◆ **Work to do**: Wherever a line holds the word "関連用語の区別の観点から", copy that line out.

◆ **Entries shown**:
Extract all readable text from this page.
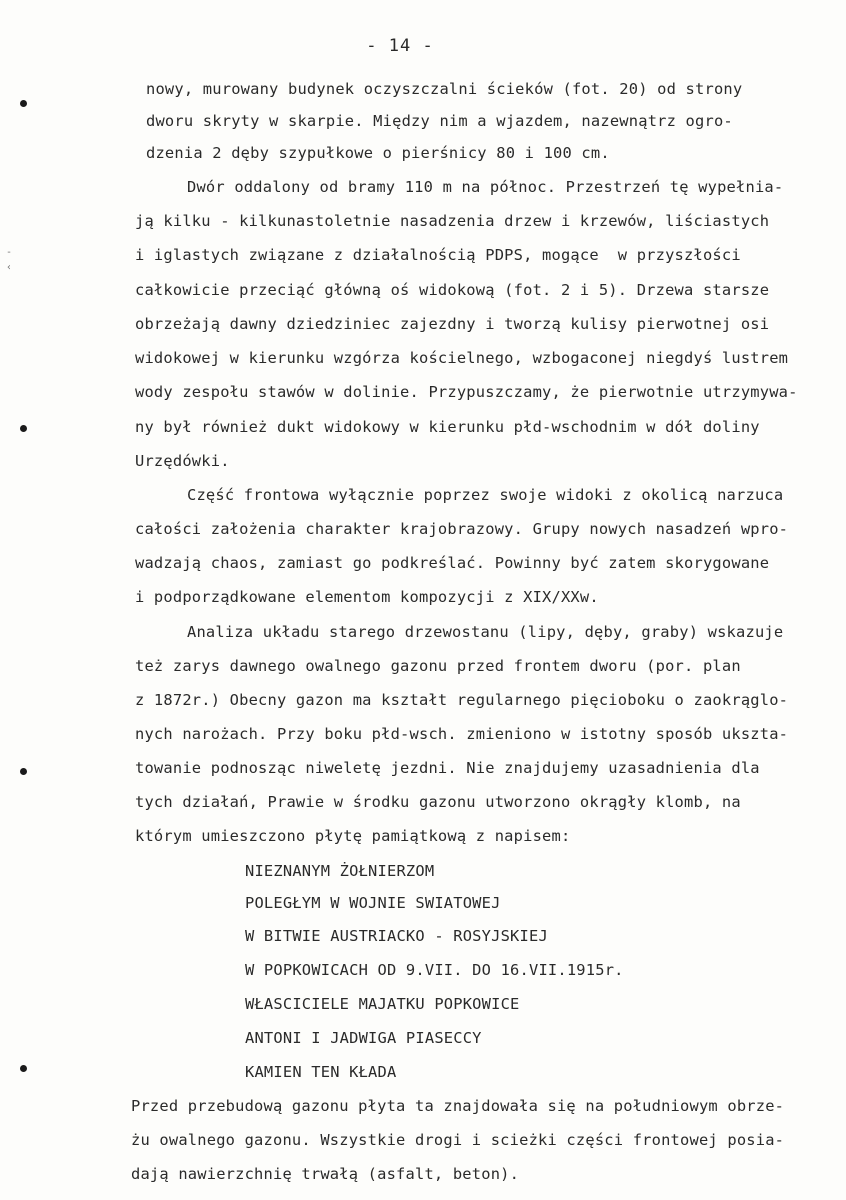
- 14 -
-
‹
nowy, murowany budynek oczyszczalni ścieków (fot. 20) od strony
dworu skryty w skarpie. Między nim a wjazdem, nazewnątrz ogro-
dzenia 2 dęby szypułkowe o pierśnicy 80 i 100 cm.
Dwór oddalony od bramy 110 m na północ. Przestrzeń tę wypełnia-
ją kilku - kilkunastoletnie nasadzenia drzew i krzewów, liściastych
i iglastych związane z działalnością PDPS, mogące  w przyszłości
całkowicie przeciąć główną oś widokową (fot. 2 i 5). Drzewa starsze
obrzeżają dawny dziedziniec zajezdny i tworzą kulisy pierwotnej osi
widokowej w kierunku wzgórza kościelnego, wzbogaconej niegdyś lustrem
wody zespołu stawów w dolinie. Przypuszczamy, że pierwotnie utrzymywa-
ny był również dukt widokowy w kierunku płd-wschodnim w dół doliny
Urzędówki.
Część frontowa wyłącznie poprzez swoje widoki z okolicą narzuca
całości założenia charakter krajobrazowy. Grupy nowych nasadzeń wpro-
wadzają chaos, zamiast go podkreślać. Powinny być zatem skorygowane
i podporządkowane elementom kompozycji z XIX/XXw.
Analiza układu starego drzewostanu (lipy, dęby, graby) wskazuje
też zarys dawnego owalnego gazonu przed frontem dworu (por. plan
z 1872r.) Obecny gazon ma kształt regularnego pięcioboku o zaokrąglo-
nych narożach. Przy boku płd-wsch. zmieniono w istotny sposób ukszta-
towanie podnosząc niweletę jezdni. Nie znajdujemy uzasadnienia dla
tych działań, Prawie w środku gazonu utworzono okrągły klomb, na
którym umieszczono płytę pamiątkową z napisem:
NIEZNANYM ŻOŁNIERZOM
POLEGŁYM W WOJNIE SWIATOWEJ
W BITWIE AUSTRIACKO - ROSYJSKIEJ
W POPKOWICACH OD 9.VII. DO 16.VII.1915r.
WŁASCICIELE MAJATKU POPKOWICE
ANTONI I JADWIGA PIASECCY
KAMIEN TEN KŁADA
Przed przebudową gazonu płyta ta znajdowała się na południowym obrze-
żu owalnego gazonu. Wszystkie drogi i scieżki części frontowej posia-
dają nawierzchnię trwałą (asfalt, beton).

==

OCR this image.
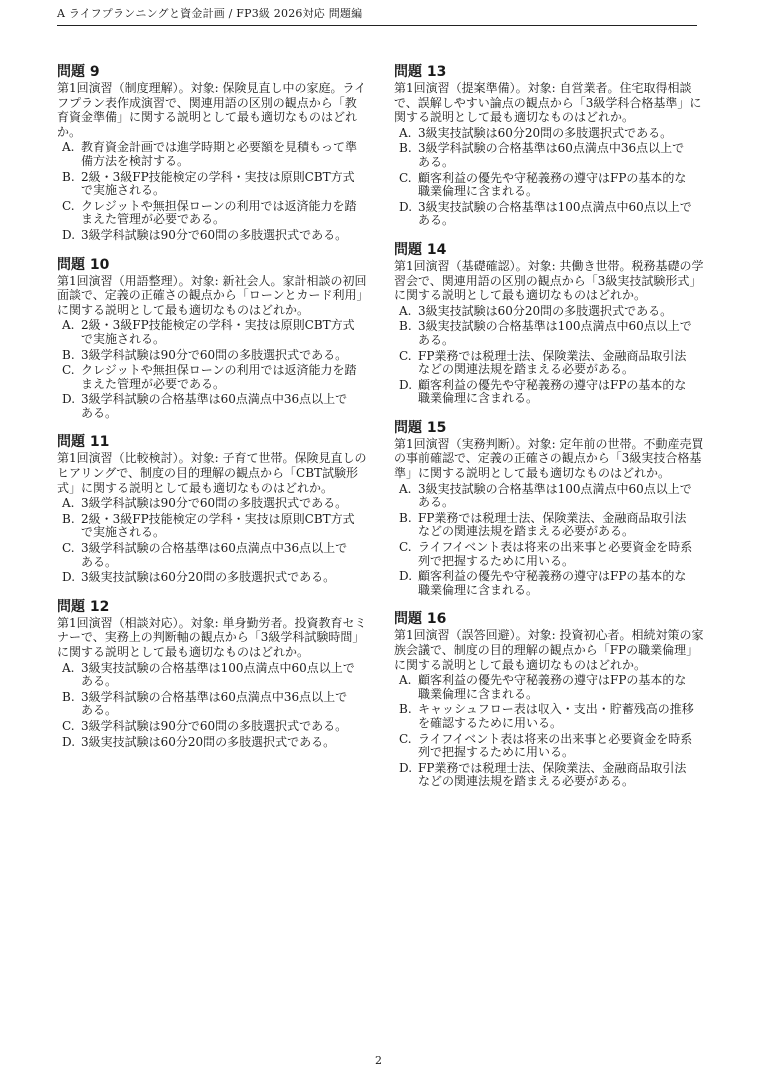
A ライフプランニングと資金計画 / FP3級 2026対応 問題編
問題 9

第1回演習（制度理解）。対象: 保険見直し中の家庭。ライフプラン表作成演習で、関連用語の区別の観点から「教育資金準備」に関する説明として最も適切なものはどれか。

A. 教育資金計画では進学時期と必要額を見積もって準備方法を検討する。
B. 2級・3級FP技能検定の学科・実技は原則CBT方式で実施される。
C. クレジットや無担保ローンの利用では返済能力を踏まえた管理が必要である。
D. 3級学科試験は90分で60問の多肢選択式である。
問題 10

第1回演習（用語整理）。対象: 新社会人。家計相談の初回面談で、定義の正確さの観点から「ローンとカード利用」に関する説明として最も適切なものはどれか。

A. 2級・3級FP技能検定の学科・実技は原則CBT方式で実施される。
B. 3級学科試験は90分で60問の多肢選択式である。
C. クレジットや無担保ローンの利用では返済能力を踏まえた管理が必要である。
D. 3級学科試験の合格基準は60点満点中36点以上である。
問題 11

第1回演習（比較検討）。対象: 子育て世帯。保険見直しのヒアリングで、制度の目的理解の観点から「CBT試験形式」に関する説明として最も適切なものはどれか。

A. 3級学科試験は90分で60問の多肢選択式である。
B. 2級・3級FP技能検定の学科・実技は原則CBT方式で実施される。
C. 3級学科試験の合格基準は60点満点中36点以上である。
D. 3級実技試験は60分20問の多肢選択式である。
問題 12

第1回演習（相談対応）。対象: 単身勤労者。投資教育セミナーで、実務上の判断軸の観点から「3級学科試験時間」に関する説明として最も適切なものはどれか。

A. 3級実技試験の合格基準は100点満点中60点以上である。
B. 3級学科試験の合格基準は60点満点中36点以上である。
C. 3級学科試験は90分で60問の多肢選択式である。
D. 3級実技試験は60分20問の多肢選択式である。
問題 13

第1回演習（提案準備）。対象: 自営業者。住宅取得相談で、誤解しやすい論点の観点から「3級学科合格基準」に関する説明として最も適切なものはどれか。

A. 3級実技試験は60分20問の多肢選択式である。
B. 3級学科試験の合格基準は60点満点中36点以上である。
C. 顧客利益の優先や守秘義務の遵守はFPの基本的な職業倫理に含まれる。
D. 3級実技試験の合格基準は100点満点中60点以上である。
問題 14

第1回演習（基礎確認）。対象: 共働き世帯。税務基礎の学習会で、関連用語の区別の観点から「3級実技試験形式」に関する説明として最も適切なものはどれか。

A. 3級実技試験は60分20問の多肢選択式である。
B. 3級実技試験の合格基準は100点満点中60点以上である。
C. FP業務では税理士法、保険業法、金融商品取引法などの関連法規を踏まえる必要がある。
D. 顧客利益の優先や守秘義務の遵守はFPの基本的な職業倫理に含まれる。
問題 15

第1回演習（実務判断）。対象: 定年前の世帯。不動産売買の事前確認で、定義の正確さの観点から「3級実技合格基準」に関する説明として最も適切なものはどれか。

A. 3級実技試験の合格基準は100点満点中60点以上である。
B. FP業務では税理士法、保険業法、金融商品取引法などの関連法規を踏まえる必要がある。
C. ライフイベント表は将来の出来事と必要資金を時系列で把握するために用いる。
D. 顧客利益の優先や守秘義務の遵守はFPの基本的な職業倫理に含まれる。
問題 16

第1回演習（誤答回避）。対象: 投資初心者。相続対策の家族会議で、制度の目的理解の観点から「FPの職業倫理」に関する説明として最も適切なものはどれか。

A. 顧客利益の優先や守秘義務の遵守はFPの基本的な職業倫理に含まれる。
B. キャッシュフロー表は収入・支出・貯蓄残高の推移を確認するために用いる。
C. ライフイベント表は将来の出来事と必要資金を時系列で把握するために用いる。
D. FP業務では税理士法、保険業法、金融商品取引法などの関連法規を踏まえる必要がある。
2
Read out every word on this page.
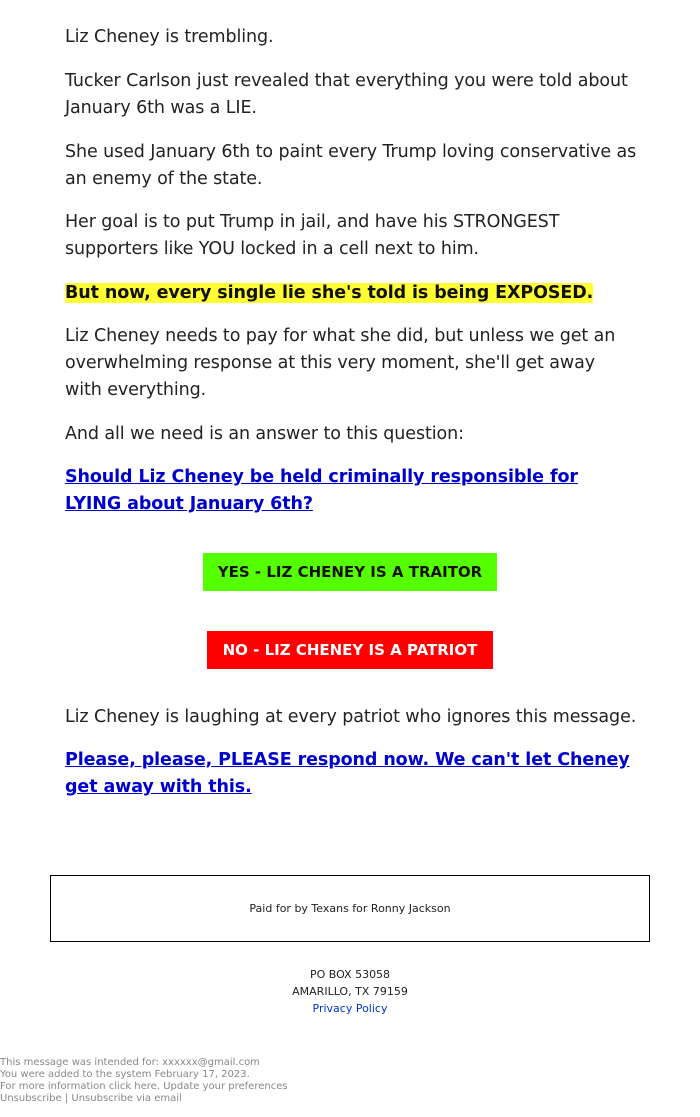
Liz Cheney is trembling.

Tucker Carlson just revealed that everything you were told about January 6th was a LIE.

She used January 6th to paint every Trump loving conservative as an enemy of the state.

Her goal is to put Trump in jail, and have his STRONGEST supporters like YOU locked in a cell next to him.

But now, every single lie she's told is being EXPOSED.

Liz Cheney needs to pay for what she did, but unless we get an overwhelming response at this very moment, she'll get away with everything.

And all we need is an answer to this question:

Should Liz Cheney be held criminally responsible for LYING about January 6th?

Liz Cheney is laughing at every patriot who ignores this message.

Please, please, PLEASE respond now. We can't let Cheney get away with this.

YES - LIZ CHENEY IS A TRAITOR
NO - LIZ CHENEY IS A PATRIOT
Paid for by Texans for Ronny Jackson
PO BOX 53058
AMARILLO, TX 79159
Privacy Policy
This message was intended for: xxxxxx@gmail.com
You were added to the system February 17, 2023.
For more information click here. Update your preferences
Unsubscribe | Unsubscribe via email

◆ **Solved problem**:
第1回演習（制度理解）。対象: 保険見直し中の家庭。ライフプラン表作成演習で、関連用語の区別の観点から「教育資金準備」に関する説明として最も適切なものはどれか。
第1回演習（基礎確認）。対象: 共働き世帯。税務基礎の学習会で、関連用語の区別の観点から「3級実技試験形式」に関する説明として最も適切なものはどれか。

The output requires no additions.